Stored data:
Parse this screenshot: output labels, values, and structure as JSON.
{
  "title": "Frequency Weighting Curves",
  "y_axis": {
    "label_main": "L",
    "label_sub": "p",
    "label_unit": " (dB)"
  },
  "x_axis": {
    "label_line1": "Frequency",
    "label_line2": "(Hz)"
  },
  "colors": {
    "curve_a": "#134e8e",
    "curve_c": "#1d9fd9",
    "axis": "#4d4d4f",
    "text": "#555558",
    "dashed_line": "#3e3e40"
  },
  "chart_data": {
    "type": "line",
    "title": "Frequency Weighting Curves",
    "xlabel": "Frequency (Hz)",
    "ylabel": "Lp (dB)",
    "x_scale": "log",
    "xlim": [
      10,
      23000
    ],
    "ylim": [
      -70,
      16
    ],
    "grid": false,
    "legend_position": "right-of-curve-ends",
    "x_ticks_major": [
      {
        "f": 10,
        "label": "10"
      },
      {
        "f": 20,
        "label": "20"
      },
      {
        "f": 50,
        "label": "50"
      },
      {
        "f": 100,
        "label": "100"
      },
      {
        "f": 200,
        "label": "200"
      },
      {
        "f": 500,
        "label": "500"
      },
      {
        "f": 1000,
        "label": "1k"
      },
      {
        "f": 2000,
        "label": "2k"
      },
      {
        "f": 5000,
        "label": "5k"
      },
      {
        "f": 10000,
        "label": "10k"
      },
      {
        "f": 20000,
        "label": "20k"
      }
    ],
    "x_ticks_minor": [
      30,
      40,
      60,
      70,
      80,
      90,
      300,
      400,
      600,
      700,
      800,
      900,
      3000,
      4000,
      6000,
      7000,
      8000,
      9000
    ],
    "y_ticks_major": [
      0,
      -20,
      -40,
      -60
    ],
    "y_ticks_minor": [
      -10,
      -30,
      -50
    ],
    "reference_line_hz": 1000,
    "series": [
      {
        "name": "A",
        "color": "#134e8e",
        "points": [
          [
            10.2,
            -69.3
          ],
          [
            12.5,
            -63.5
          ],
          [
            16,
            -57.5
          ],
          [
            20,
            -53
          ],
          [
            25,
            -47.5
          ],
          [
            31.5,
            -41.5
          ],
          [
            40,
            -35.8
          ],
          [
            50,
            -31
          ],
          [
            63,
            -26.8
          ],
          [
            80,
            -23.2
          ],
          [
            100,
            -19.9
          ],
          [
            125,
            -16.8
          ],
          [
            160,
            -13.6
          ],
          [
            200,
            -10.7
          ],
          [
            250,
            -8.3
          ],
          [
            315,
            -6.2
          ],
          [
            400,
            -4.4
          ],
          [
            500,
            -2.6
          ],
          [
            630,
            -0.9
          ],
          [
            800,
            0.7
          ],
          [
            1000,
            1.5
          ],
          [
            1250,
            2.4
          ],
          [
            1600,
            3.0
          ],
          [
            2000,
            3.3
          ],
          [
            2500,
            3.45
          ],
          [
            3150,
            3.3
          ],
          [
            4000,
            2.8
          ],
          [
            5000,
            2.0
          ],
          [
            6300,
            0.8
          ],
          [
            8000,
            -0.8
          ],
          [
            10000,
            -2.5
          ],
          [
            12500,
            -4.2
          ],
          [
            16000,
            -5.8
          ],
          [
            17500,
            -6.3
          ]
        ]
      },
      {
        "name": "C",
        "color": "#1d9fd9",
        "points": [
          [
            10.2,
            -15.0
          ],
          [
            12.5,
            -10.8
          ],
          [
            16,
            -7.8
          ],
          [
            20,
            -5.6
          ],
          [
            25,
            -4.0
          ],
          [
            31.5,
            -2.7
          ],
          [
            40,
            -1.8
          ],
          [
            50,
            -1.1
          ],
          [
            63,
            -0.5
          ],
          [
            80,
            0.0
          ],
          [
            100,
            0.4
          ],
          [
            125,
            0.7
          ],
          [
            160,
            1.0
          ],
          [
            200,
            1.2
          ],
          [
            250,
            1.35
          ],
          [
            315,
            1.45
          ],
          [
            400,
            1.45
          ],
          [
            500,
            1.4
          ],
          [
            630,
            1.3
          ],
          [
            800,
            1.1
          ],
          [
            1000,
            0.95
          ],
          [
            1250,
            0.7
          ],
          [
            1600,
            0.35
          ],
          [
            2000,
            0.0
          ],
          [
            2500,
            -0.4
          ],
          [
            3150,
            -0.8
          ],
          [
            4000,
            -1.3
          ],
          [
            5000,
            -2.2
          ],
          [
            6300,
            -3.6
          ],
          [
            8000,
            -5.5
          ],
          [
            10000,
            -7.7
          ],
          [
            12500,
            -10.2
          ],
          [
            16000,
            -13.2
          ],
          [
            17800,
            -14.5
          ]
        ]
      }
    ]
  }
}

• DIRECTIONS FOR THIS TASK
Return a copy of every line that includes the word "Weighting".

• OUTPUT FOR THIS TASK
  "title": "Frequency Weighting Curves",
    "title": "Frequency Weighting Curves",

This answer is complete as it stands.